- **Set exercise**
Scan each line of the records for the word "avec" and extract the ones that have it.

- **Collected data**
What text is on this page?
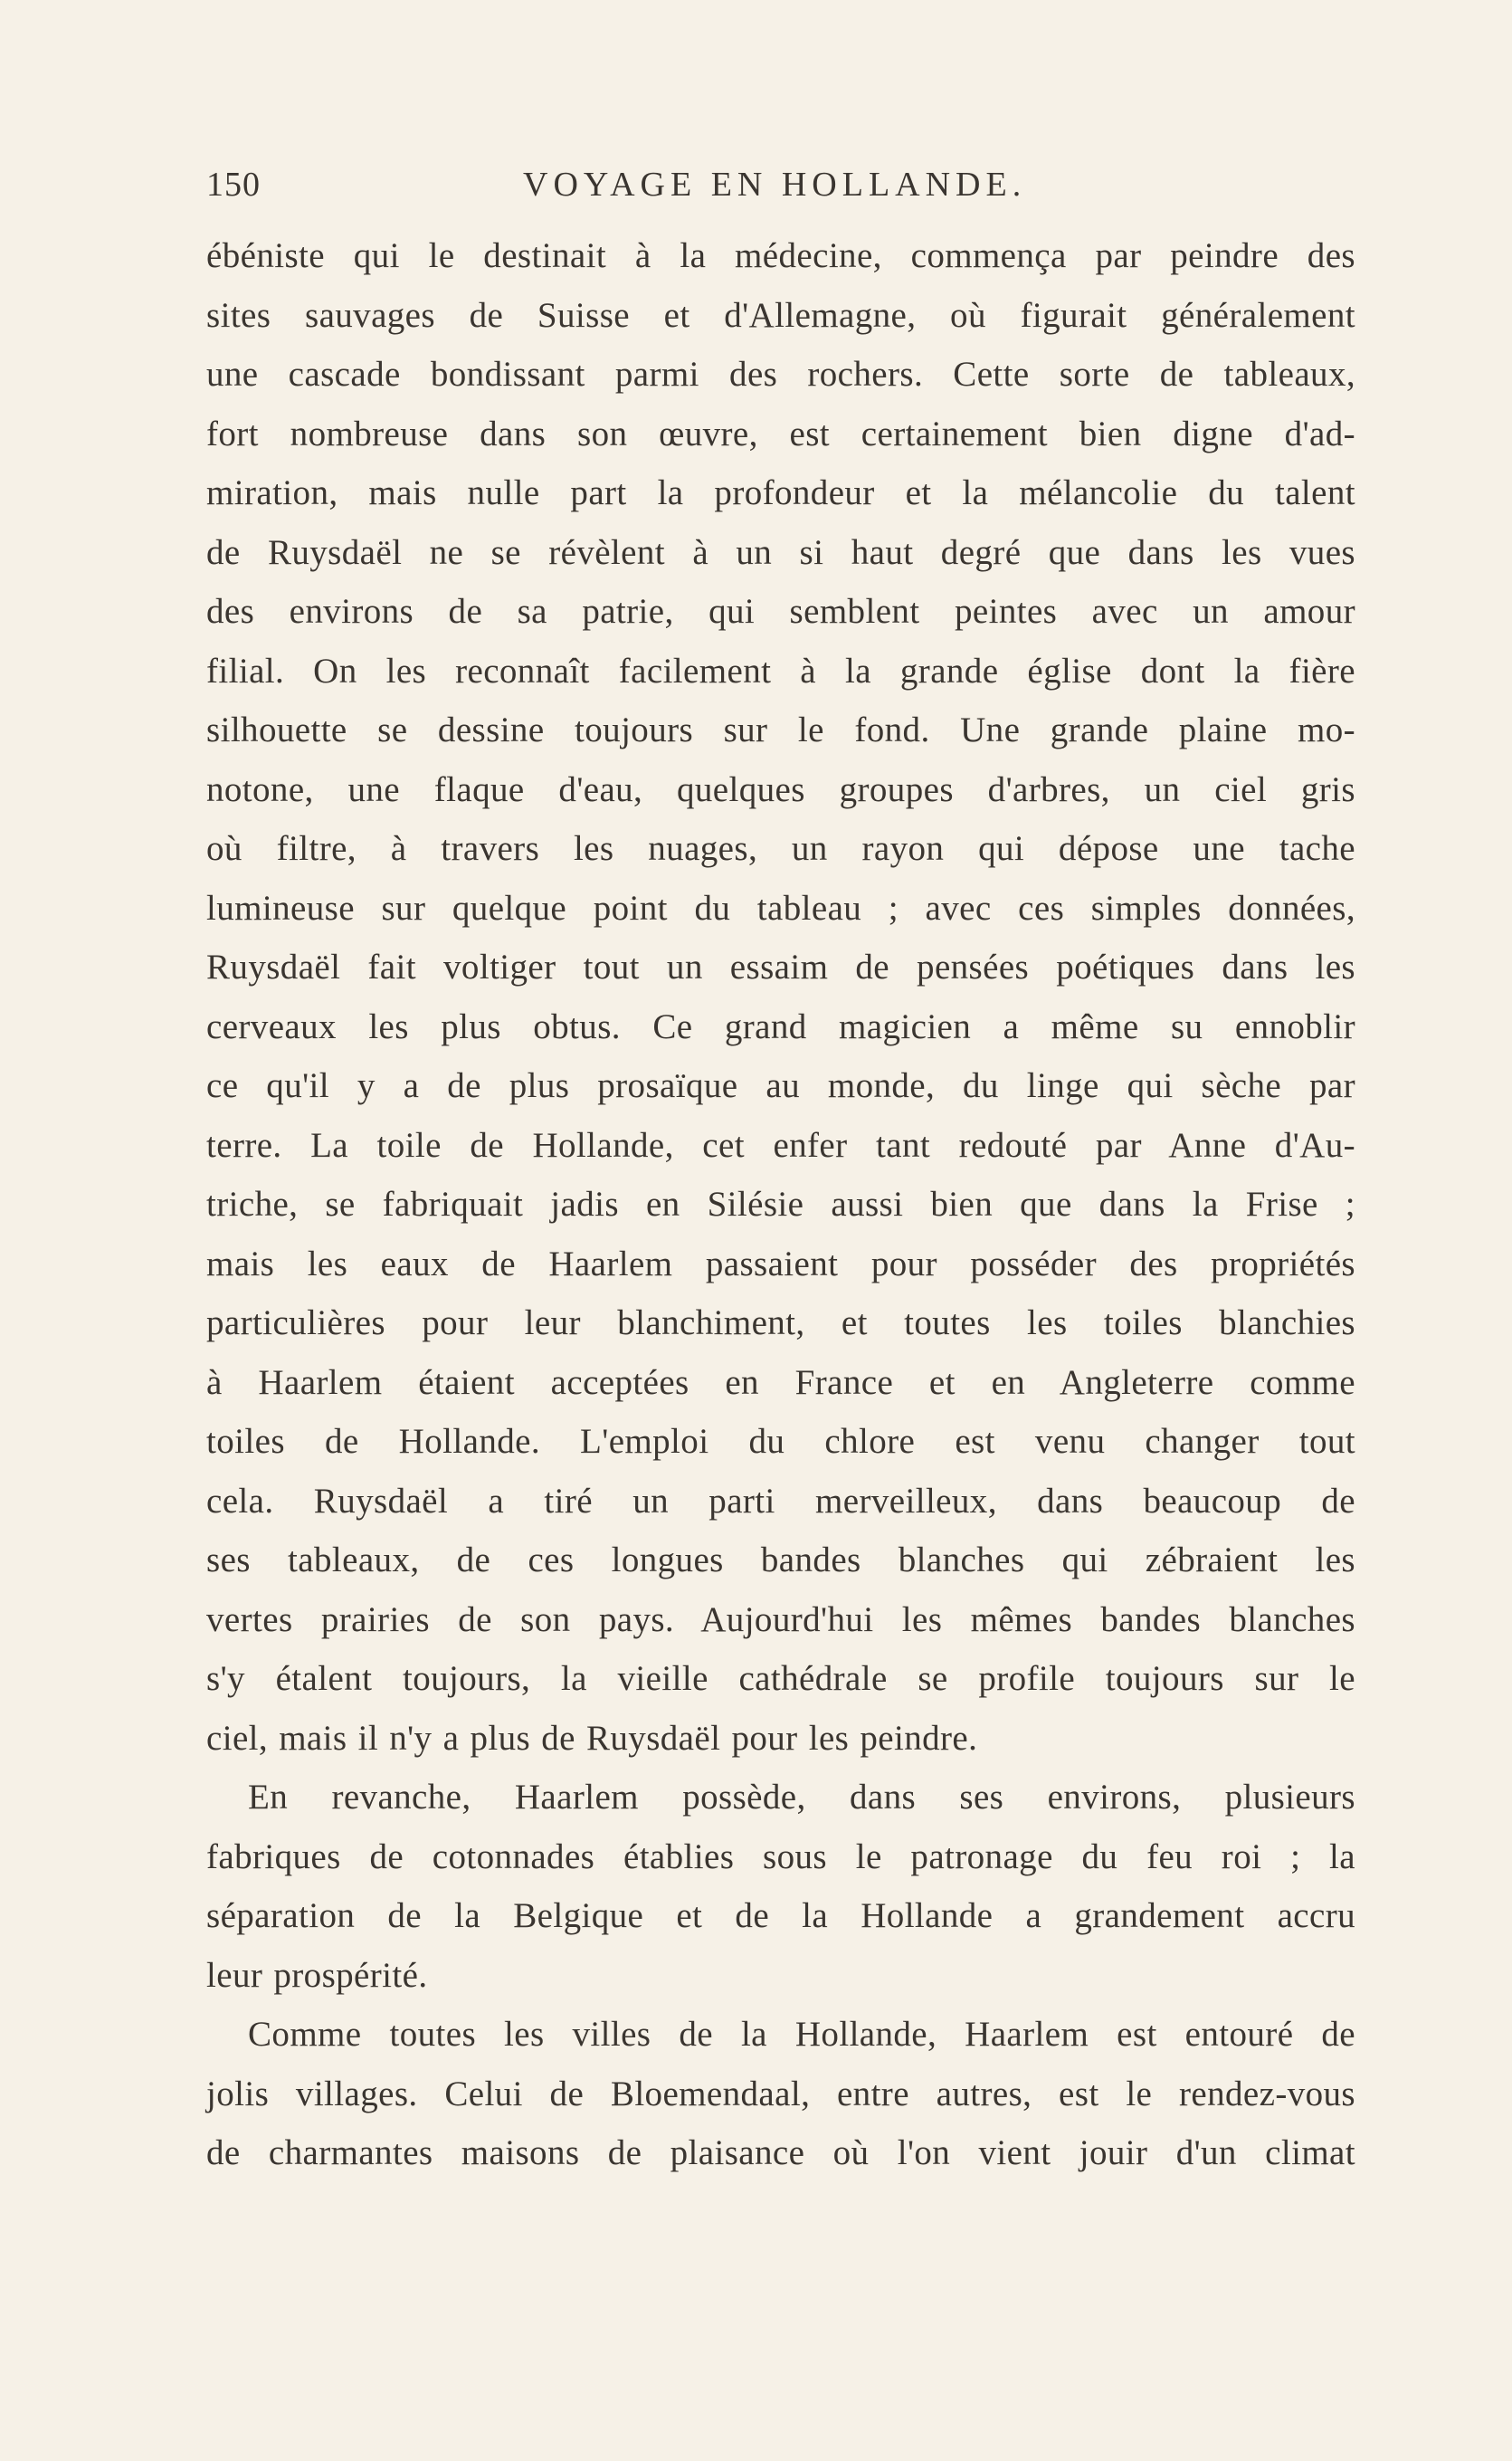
150	VOYAGE EN HOLLANDE.
ébéniste qui le destinait à la médecine, commença par peindre des
sites sauvages de Suisse et d'Allemagne, où figurait généralement
une cascade bondissant parmi des rochers. Cette sorte de tableaux,
fort nombreuse dans son œuvre, est certainement bien digne d'ad-
miration, mais nulle part la profondeur et la mélancolie du talent
de Ruysdaël ne se révèlent à un si haut degré que dans les vues
des environs de sa patrie, qui semblent peintes avec un amour
filial. On les reconnaît facilement à la grande église dont la fière
silhouette se dessine toujours sur le fond. Une grande plaine mo-
notone, une flaque d'eau, quelques groupes d'arbres, un ciel gris
où filtre, à travers les nuages, un rayon qui dépose une tache
lumineuse sur quelque point du tableau ; avec ces simples données,
Ruysdaël fait voltiger tout un essaim de pensées poétiques dans les
cerveaux les plus obtus. Ce grand magicien a même su ennoblir
ce qu'il y a de plus prosaïque au monde, du linge qui sèche par
terre. La toile de Hollande, cet enfer tant redouté par Anne d'Au-
triche, se fabriquait jadis en Silésie aussi bien que dans la Frise ;
mais les eaux de Haarlem passaient pour posséder des propriétés
particulières pour leur blanchiment, et toutes les toiles blanchies
à Haarlem étaient acceptées en France et en Angleterre comme
toiles de Hollande. L'emploi du chlore est venu changer tout
cela. Ruysdaël a tiré un parti merveilleux, dans beaucoup de
ses tableaux, de ces longues bandes blanches qui zébraient les
vertes prairies de son pays. Aujourd'hui les mêmes bandes blanches
s'y étalent toujours, la vieille cathédrale se profile toujours sur le
ciel, mais il n'y a plus de Ruysdaël pour les peindre.
En revanche, Haarlem possède, dans ses environs, plusieurs
fabriques de cotonnades établies sous le patronage du feu roi ; la
séparation de la Belgique et de la Hollande a grandement accru
leur prospérité.
Comme toutes les villes de la Hollande, Haarlem est entouré de
jolis villages. Celui de Bloemendaal, entre autres, est le rendez-vous
de charmantes maisons de plaisance où l'on vient jouir d'un climat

- **Answer for this exercise**
des environs de sa patrie, qui semblent peintes avec un amour
lumineuse sur quelque point du tableau ; avec ces simples données,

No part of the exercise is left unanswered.